• _SOURCE MATERIAL_:
________________________________________

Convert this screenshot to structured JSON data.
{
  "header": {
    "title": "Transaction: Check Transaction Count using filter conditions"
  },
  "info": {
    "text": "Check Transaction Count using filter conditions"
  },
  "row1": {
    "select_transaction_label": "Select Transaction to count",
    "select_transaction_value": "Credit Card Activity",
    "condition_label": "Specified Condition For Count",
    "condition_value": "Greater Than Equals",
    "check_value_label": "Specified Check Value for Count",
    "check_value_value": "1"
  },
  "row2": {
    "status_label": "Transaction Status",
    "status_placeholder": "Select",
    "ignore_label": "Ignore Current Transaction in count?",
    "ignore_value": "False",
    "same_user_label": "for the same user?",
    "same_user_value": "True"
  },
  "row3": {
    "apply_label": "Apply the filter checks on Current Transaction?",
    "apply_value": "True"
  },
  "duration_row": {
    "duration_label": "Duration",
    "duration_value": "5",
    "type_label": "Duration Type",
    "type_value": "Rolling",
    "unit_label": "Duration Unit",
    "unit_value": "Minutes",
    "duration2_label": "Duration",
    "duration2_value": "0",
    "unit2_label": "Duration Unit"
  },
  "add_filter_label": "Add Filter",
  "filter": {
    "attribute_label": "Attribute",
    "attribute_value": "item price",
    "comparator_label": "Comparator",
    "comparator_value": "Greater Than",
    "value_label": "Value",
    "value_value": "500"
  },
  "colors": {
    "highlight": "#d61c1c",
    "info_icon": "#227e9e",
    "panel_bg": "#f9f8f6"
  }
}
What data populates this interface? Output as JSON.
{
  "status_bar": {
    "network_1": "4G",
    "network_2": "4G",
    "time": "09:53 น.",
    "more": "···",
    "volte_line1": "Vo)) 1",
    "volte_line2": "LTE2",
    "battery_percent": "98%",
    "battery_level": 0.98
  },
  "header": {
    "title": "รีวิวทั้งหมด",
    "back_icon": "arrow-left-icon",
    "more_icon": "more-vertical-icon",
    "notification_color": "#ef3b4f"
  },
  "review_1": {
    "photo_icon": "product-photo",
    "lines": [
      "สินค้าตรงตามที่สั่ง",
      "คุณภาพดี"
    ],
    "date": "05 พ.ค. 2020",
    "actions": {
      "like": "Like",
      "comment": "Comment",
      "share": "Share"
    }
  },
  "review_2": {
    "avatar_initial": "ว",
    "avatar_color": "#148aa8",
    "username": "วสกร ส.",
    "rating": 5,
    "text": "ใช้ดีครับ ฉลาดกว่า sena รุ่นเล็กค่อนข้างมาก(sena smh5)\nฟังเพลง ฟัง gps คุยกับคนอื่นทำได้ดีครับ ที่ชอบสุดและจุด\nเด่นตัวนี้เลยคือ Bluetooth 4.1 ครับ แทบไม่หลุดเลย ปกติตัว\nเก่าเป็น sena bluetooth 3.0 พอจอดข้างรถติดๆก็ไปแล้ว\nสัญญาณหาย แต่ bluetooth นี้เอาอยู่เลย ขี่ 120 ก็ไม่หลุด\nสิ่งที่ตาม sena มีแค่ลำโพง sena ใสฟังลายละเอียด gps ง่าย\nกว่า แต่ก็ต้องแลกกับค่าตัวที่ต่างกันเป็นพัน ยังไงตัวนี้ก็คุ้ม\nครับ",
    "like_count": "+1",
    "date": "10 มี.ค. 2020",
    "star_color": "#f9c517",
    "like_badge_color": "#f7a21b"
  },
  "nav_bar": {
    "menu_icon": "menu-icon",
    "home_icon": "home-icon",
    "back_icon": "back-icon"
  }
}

________________________________________

Write out every entry word for word.

• _TASK RESULT_:
Convert this screenshot to structured JSON data.
{
  "header": {
    "title": "Transaction: Check Transaction Count using filter conditions"
  },
  "info": {
    "text": "Check Transaction Count using filter conditions"
  },
  "row1": {
    "select_transaction_label": "Select Transaction to count",
    "select_transaction_value": "Credit Card Activity",
    "condition_label": "Specified Condition For Count",
    "condition_value": "Greater Than Equals",
    "check_value_label": "Specified Check Value for Count",
    "check_value_value": "1"
  },
  "row2": {
    "status_label": "Transaction Status",
    "status_placeholder": "Select",
    "ignore_label": "Ignore Current Transaction in count?",
    "ignore_value": "False",
    "same_user_label": "for the same user?",
    "same_user_value": "True"
  },
  "row3": {
    "apply_label": "Apply the filter checks on Current Transaction?",
    "apply_value": "True"
  },
  "duration_row": {
    "duration_label": "Duration",
    "duration_value": "5",
    "type_label": "Duration Type",
    "type_value": "Rolling",
    "unit_label": "Duration Unit",
    "unit_value": "Minutes",
    "duration2_label": "Duration",
    "duration2_value": "0",
    "unit2_label": "Duration Unit"
  },
  "add_filter_label": "Add Filter",
  "filter": {
    "attribute_label": "Attribute",
    "attribute_value": "item price",
    "comparator_label": "Comparator",
    "comparator_value": "Greater Than",
    "value_label": "Value",
    "value_value": "500"
  },
  "colors": {
    "highlight": "#d61c1c",
    "info_icon": "#227e9e",
    "panel_bg": "#f9f8f6"
  }
}
What data populates this interface? Output as JSON.
{
  "status_bar": {
    "network_1": "4G",
    "network_2": "4G",
    "time": "09:53 น.",
    "more": "···",
    "volte_line1": "Vo)) 1",
    "volte_line2": "LTE2",
    "battery_percent": "98%",
    "battery_level": 0.98
  },
  "header": {
    "title": "รีวิวทั้งหมด",
    "back_icon": "arrow-left-icon",
    "more_icon": "more-vertical-icon",
    "notification_color": "#ef3b4f"
  },
  "review_1": {
    "photo_icon": "product-photo",
    "lines": [
      "สินค้าตรงตามที่สั่ง",
      "คุณภาพดี"
    ],
    "date": "05 พ.ค. 2020",
    "actions": {
      "like": "Like",
      "comment": "Comment",
      "share": "Share"
    }
  },
  "review_2": {
    "avatar_initial": "ว",
    "avatar_color": "#148aa8",
    "username": "วสกร ส.",
    "rating": 5,
    "text": "ใช้ดีครับ ฉลาดกว่า sena รุ่นเล็กค่อนข้างมาก(sena smh5)\nฟังเพลง ฟัง gps คุยกับคนอื่นทำได้ดีครับ ที่ชอบสุดและจุด\nเด่นตัวนี้เลยคือ Bluetooth 4.1 ครับ แทบไม่หลุดเลย ปกติตัว\nเก่าเป็น sena bluetooth 3.0 พอจอดข้างรถติดๆก็ไปแล้ว\nสัญญาณหาย แต่ bluetooth นี้เอาอยู่เลย ขี่ 120 ก็ไม่หลุด\nสิ่งที่ตาม sena มีแค่ลำโพง sena ใสฟังลายละเอียด gps ง่าย\nกว่า แต่ก็ต้องแลกกับค่าตัวที่ต่างกันเป็นพัน ยังไงตัวนี้ก็คุ้ม\nครับ",
    "like_count": "+1",
    "date": "10 มี.ค. 2020",
    "star_color": "#f9c517",
    "like_badge_color": "#f7a21b"
  },
  "nav_bar": {
    "menu_icon": "menu-icon",
    "home_icon": "home-icon",
    "back_icon": "back-icon"
  }
}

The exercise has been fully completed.